- The task: From the listing below, pick out each line with the word "WORK".

## Start Given data

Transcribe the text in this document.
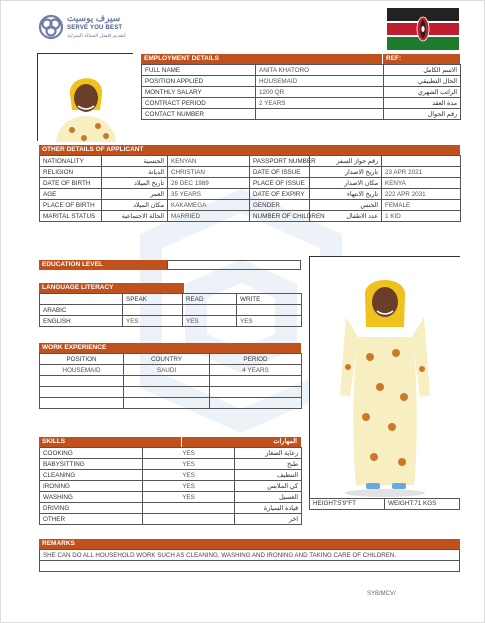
سيرف يوسيت
SERVE YOU BEST
لتقديم افضل العمالة المنزلية
EMPLOYMENT DETAILS	REF:
FULL NAME	ANITA KHATORO	الاسم الكامل
POSITION APPLIED	HOUSEMAID	الحال التطبيقي
MONTHLY SALARY	1200 QR	الراتب الشهري
CONTRACT PERIOD	2 YEARS	مدة العقد
CONTACT NUMBER		رقم الجوال
OTHER DETAILS OF APPLICANT
NATIONALITY	الجنسية	KENYAN	PASSPORT NUMBER	رقم جواز السفر	
RELIGION	الديانة	CHRISTIAN	DATE OF ISSUE	تاريخ الاصدار	23 APR 2021
DATE OF BIRTH	تاريخ الميلاد	26 DEC 1989	PLACE OF ISSUE	مكان الاصدار	KENYA
AGE	العمر	35 YEARS	DATE OF EXPIRY	تاريخ الانتهاء	222 APR 2031
PLACE OF BIRTH	مكان الميلاد	KAKAMEGA	GENDER	الجنس	FEMALE
MARITAL STATUS	الحالة الاجتماعية	MARRIED	NUMBER OF CHILDREN	عدد الاطفال	1 KID
EDUCATION LEVEL
LANGUAGE LITERACY
	SPEAK	READ	WRITE
ARABIC			
ENGLISH	YES	YES	YES
WORK EXPERIENCE
POSITION	COUNTRY	PERIOD
HOUSEMAID	SAUDI	4 YEARS

SKILLS	المهارات
COOKING	YES	رعاية الصغار
BABYSITTING	YES	طبخ
CLEANING	YES	التنظيف
IRONING	YES	كي الملابس
WASHING	YES	الغسيل
DRIVING		قيادة السيارة
OTHER		اخر
HEIGHT:5'9"FT	WEIGHT:71 KGS
REMARKS
SHE CAN DO ALL HOUSEHOLD WORK SUCH AS CLEANING, WASHING AND IRONING AND TAKING CARE OF CHILDREN.
SYB/MCV/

## End Given data

- Response to this exercise:
WORK EXPERIENCE
SHE CAN DO ALL HOUSEHOLD WORK SUCH AS CLEANING, WASHING AND IRONING AND TAKING CARE OF CHILDREN.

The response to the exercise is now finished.